From the records below, extract all the text exactly and leave the images behind.

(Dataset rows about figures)
□ □ □ □ □ □ □

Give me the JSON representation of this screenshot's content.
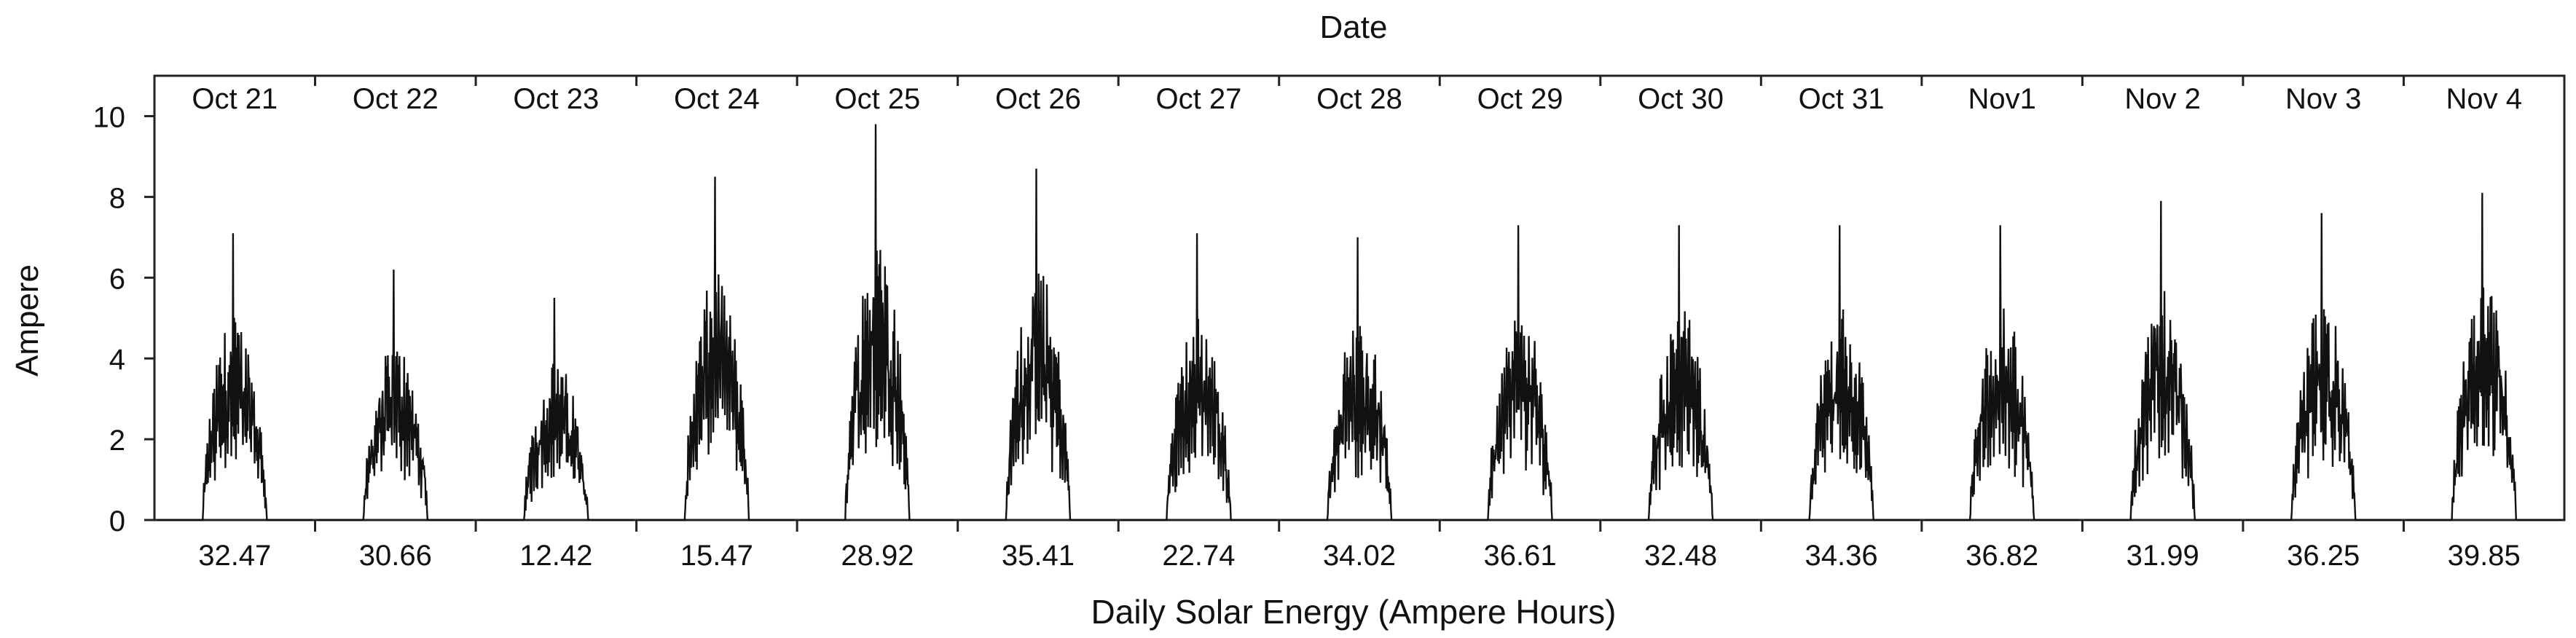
{
  "chart_data": {
    "type": "line",
    "title": "Date",
    "xlabel": "Daily Solar Energy (Ampere Hours)",
    "ylabel": "Ampere",
    "ylim": [
      0,
      11
    ],
    "yticks": [
      0,
      2,
      4,
      6,
      8,
      10
    ],
    "grid": false,
    "days": [
      {
        "date": "Oct 21",
        "energy": "32.47",
        "peak": 7.1
      },
      {
        "date": "Oct 22",
        "energy": "30.66",
        "peak": 6.2
      },
      {
        "date": "Oct 23",
        "energy": "12.42",
        "peak": 5.5
      },
      {
        "date": "Oct 24",
        "energy": "15.47",
        "peak": 8.5
      },
      {
        "date": "Oct 25",
        "energy": "28.92",
        "peak": 9.8
      },
      {
        "date": "Oct 26",
        "energy": "35.41",
        "peak": 8.7
      },
      {
        "date": "Oct 27",
        "energy": "22.74",
        "peak": 7.1
      },
      {
        "date": "Oct 28",
        "energy": "34.02",
        "peak": 7.0
      },
      {
        "date": "Oct 29",
        "energy": "36.61",
        "peak": 7.3
      },
      {
        "date": "Oct 30",
        "energy": "32.48",
        "peak": 7.3
      },
      {
        "date": "Oct 31",
        "energy": "34.36",
        "peak": 7.3
      },
      {
        "date": "Nov1",
        "energy": "36.82",
        "peak": 7.3
      },
      {
        "date": "Nov 2",
        "energy": "31.99",
        "peak": 7.9
      },
      {
        "date": "Nov 3",
        "energy": "36.25",
        "peak": 7.6
      },
      {
        "date": "Nov 4",
        "energy": "39.85",
        "peak": 8.1
      }
    ]
  }
}
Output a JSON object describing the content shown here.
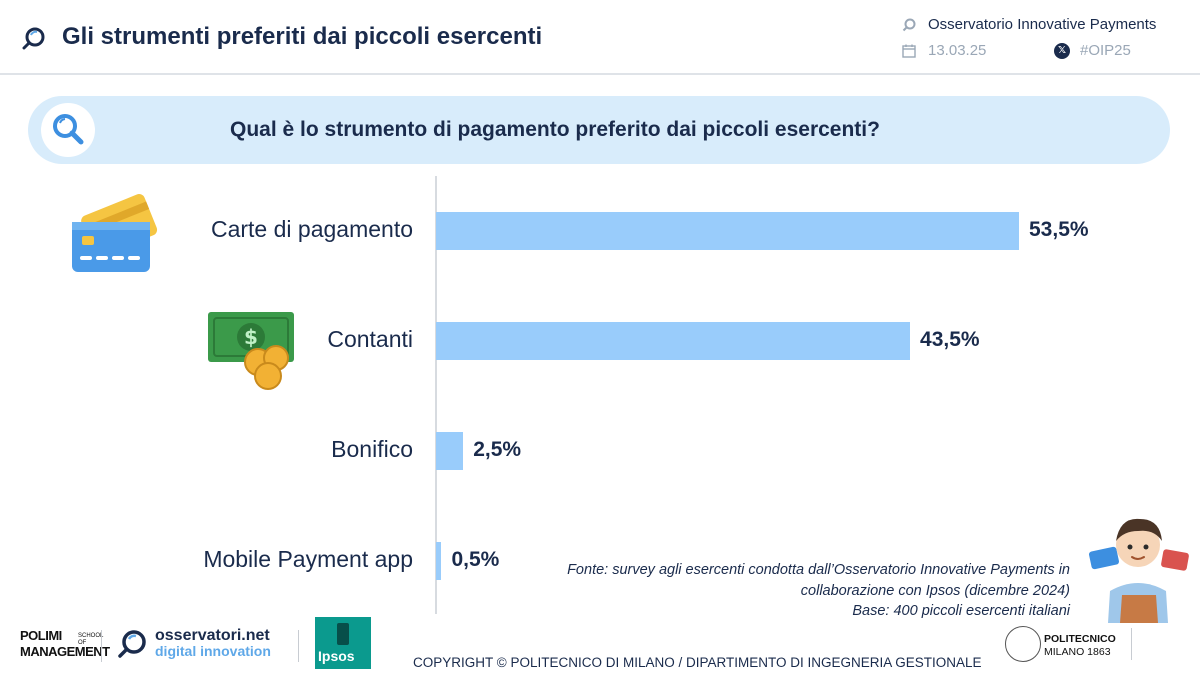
{
  "header": {
    "title": "Gli strumenti preferiti dai piccoli esercenti",
    "observatory": "Osservatorio Innovative Payments",
    "date": "13.03.25",
    "hashtag": "#OIP25"
  },
  "question": "Qual è lo strumento di pagamento preferito dai piccoli esercenti?",
  "chart_data": {
    "type": "bar",
    "orientation": "horizontal",
    "categories": [
      "Carte di pagamento",
      "Contanti",
      "Bonifico",
      "Mobile Payment app"
    ],
    "values": [
      53.5,
      43.5,
      2.5,
      0.5
    ],
    "value_labels": [
      "53,5%",
      "43,5%",
      "2,5%",
      "0,5%"
    ],
    "unit": "%",
    "bar_color": "#99ccfb",
    "grid": false
  },
  "note": {
    "source": "Fonte: survey agli esercenti condotta dall’Osservatorio Innovative Payments  in collaborazione con Ipsos (dicembre 2024)",
    "base": "Base: 400 piccoli esercenti italiani"
  },
  "footer": {
    "polimi": "POLIMI MANAGEMENT",
    "polimi_small": "SCHOOL OF",
    "osservatori_1": "osservatori.net",
    "osservatori_2": "digital innovation",
    "ipsos": "Ipsos",
    "copyright": "COPYRIGHT © POLITECNICO DI MILANO / DIPARTIMENTO DI INGEGNERIA GESTIONALE",
    "polito_1": "POLITECNICO",
    "polito_2": "MILANO 1863"
  },
  "icons": {
    "header_logo": "observatory-logo-icon",
    "calendar": "calendar-icon",
    "x": "x-social-icon",
    "question": "magnifier-icon",
    "cat_0": "credit-card-icon",
    "cat_1": "cash-coins-icon",
    "illustration": "merchant-icon"
  },
  "colors": {
    "title": "#1a2b4c",
    "banner": "#d8ecfb",
    "bar": "#99ccfb",
    "muted": "#9aa7b6"
  }
}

□ □ □ □ □ □ □

◆ RESPONSE ◆
Give me the JSON representation of this screenshot's content.
{
  "chart_data": {
    "type": "line",
    "title": "Date",
    "xlabel": "Daily Solar Energy (Ampere Hours)",
    "ylabel": "Ampere",
    "ylim": [
      0,
      11
    ],
    "yticks": [
      0,
      2,
      4,
      6,
      8,
      10
    ],
    "grid": false,
    "days": [
      {
        "date": "Oct 21",
        "energy": "32.47",
        "peak": 7.1
      },
      {
        "date": "Oct 22",
        "energy": "30.66",
        "peak": 6.2
      },
      {
        "date": "Oct 23",
        "energy": "12.42",
        "peak": 5.5
      },
      {
        "date": "Oct 24",
        "energy": "15.47",
        "peak": 8.5
      },
      {
        "date": "Oct 25",
        "energy": "28.92",
        "peak": 9.8
      },
      {
        "date": "Oct 26",
        "energy": "35.41",
        "peak": 8.7
      },
      {
        "date": "Oct 27",
        "energy": "22.74",
        "peak": 7.1
      },
      {
        "date": "Oct 28",
        "energy": "34.02",
        "peak": 7.0
      },
      {
        "date": "Oct 29",
        "energy": "36.61",
        "peak": 7.3
      },
      {
        "date": "Oct 30",
        "energy": "32.48",
        "peak": 7.3
      },
      {
        "date": "Oct 31",
        "energy": "34.36",
        "peak": 7.3
      },
      {
        "date": "Nov1",
        "energy": "36.82",
        "peak": 7.3
      },
      {
        "date": "Nov 2",
        "energy": "31.99",
        "peak": 7.9
      },
      {
        "date": "Nov 3",
        "energy": "36.25",
        "peak": 7.6
      },
      {
        "date": "Nov 4",
        "energy": "39.85",
        "peak": 8.1
      }
    ]
  }
}
Output a JSON object describing the content shown here.
{
  "header": {
    "title": "Gli strumenti preferiti dai piccoli esercenti",
    "observatory": "Osservatorio Innovative Payments",
    "date": "13.03.25",
    "hashtag": "#OIP25"
  },
  "question": "Qual è lo strumento di pagamento preferito dai piccoli esercenti?",
  "chart_data": {
    "type": "bar",
    "orientation": "horizontal",
    "categories": [
      "Carte di pagamento",
      "Contanti",
      "Bonifico",
      "Mobile Payment app"
    ],
    "values": [
      53.5,
      43.5,
      2.5,
      0.5
    ],
    "value_labels": [
      "53,5%",
      "43,5%",
      "2,5%",
      "0,5%"
    ],
    "unit": "%",
    "bar_color": "#99ccfb",
    "grid": false
  },
  "note": {
    "source": "Fonte: survey agli esercenti condotta dall’Osservatorio Innovative Payments  in collaborazione con Ipsos (dicembre 2024)",
    "base": "Base: 400 piccoli esercenti italiani"
  },
  "footer": {
    "polimi": "POLIMI MANAGEMENT",
    "polimi_small": "SCHOOL OF",
    "osservatori_1": "osservatori.net",
    "osservatori_2": "digital innovation",
    "ipsos": "Ipsos",
    "copyright": "COPYRIGHT © POLITECNICO DI MILANO / DIPARTIMENTO DI INGEGNERIA GESTIONALE",
    "polito_1": "POLITECNICO",
    "polito_2": "MILANO 1863"
  },
  "icons": {
    "header_logo": "observatory-logo-icon",
    "calendar": "calendar-icon",
    "x": "x-social-icon",
    "question": "magnifier-icon",
    "cat_0": "credit-card-icon",
    "cat_1": "cash-coins-icon",
    "illustration": "merchant-icon"
  },
  "colors": {
    "title": "#1a2b4c",
    "banner": "#d8ecfb",
    "bar": "#99ccfb",
    "muted": "#9aa7b6"
  }
}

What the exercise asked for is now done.